begin

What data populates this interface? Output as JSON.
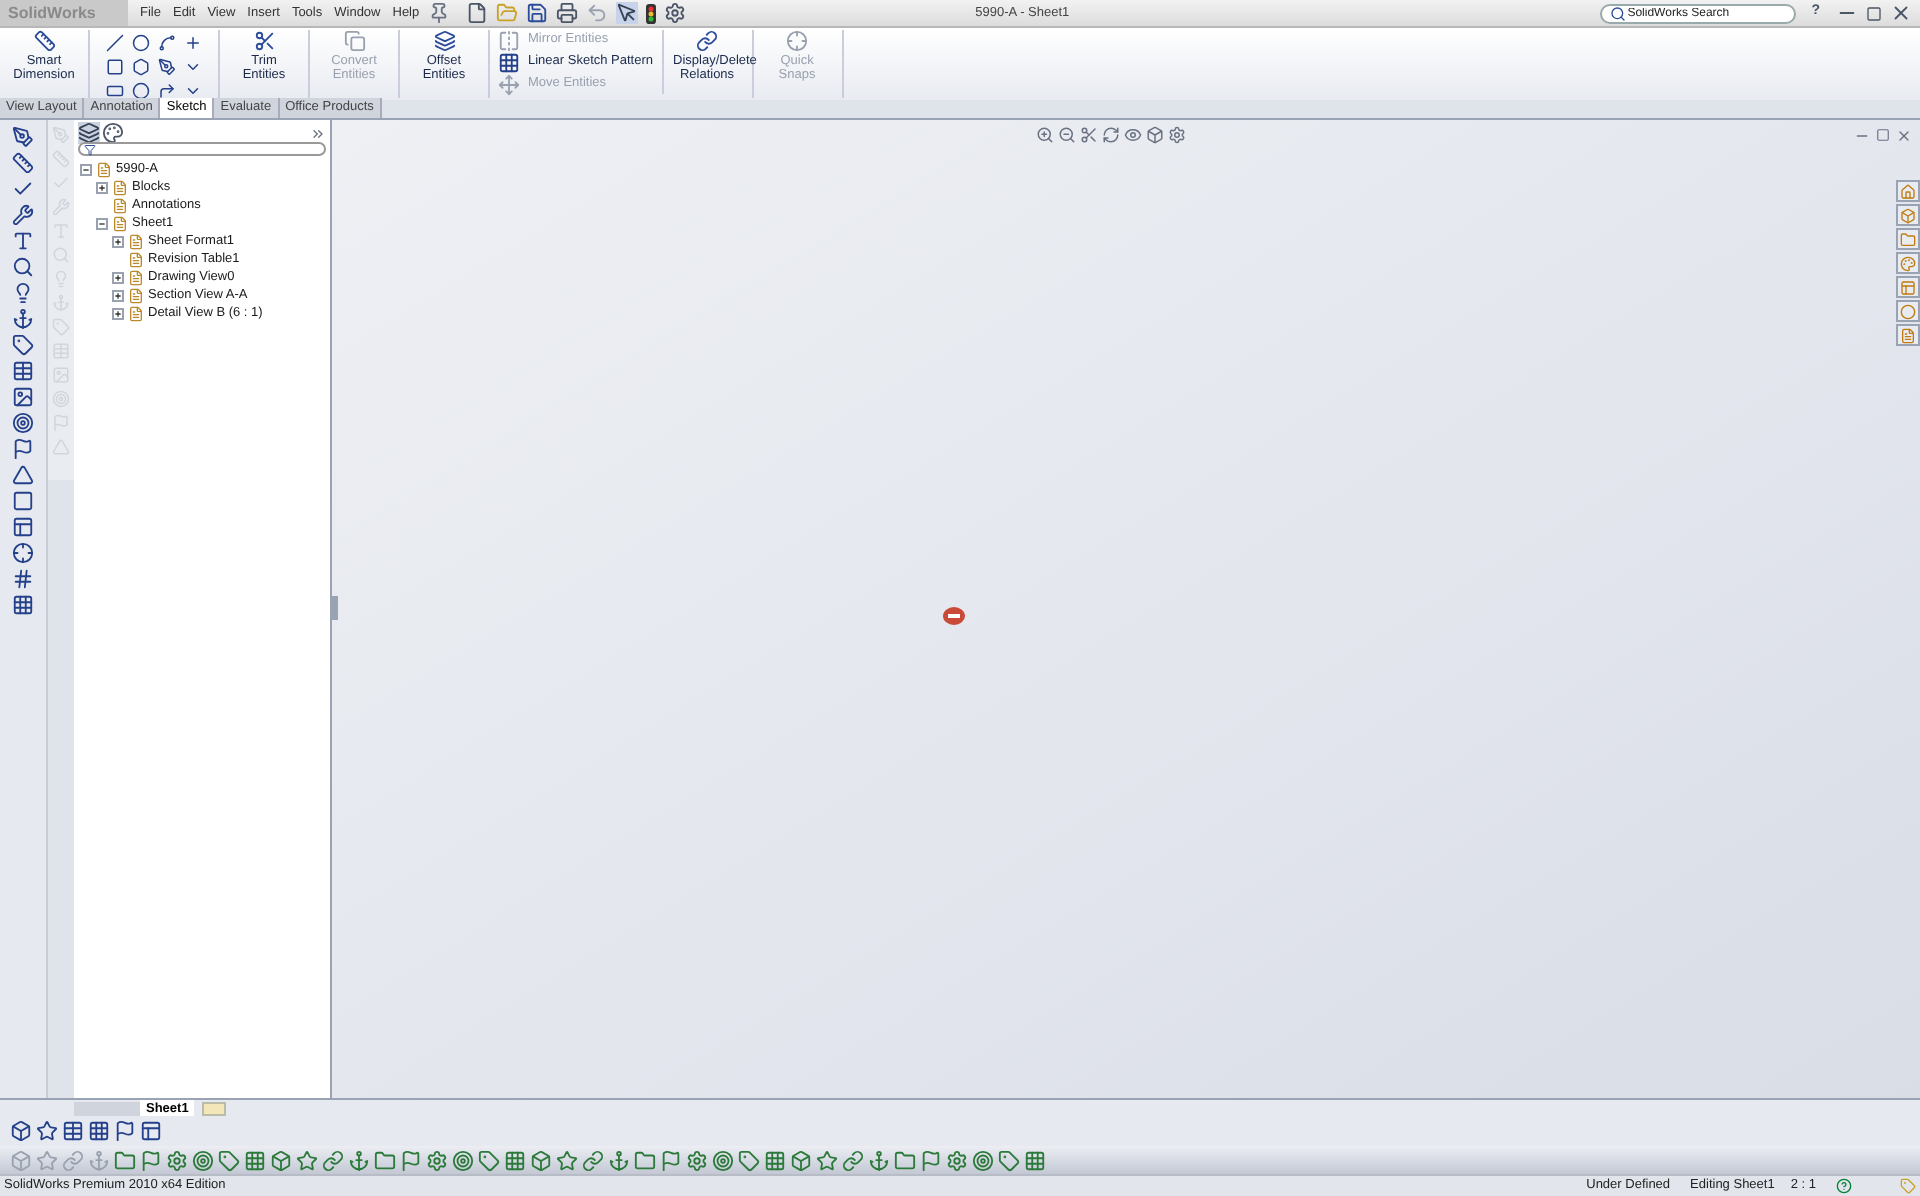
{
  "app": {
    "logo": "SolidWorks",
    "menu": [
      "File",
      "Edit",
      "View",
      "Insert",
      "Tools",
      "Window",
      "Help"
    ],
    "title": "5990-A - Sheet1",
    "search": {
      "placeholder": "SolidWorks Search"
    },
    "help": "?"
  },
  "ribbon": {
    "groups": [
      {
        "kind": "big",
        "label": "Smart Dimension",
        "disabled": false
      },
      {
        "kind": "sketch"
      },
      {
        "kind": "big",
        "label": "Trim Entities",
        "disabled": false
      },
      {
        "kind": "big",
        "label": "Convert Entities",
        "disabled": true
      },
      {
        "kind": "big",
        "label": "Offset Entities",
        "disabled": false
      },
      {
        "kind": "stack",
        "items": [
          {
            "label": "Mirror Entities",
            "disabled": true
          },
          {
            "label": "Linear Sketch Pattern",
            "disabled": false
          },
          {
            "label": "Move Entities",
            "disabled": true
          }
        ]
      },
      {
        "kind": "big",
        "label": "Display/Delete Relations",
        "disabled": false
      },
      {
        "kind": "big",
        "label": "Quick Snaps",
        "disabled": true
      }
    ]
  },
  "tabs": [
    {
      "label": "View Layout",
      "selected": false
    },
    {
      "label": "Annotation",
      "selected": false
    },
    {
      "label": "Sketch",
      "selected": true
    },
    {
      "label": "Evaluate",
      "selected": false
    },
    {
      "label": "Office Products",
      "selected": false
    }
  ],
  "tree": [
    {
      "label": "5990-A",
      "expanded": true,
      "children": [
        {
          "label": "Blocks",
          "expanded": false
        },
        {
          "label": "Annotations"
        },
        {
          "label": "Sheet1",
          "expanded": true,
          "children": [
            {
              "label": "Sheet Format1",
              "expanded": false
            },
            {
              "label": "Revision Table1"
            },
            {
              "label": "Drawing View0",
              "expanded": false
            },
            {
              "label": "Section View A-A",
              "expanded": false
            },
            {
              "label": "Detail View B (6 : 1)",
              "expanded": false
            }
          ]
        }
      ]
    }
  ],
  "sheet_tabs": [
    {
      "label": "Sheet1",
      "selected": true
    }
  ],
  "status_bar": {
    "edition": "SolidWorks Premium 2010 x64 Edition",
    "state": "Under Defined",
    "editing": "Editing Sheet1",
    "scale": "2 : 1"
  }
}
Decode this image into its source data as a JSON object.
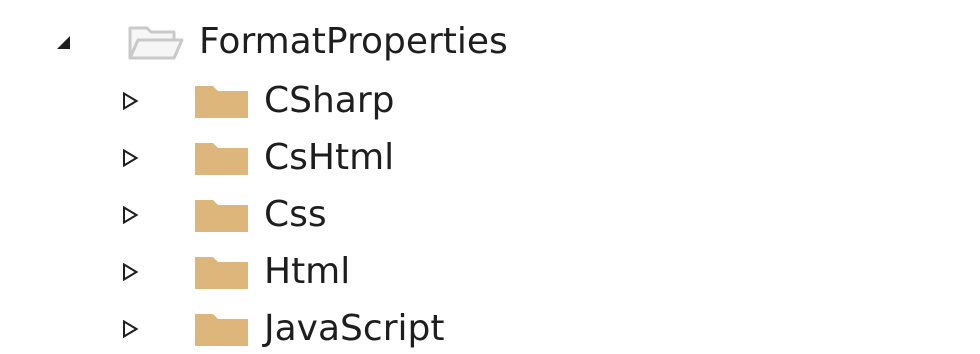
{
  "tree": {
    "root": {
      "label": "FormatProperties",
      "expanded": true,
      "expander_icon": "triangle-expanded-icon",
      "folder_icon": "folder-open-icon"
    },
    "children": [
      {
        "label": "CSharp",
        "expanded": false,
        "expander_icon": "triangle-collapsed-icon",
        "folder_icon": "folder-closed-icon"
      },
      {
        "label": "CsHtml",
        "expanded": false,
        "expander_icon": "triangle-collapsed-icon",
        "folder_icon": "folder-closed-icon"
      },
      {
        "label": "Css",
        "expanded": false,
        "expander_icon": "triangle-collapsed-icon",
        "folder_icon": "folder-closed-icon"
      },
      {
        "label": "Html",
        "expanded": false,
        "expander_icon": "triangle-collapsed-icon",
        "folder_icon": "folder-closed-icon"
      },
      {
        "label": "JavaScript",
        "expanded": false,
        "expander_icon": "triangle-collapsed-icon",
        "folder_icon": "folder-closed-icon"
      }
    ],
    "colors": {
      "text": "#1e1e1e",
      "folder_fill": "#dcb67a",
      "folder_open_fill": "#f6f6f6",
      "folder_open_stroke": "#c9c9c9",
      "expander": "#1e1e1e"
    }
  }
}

end

Set task
State how many lines of the listing include the word "data". Reply with the number alone.

Output of the task
2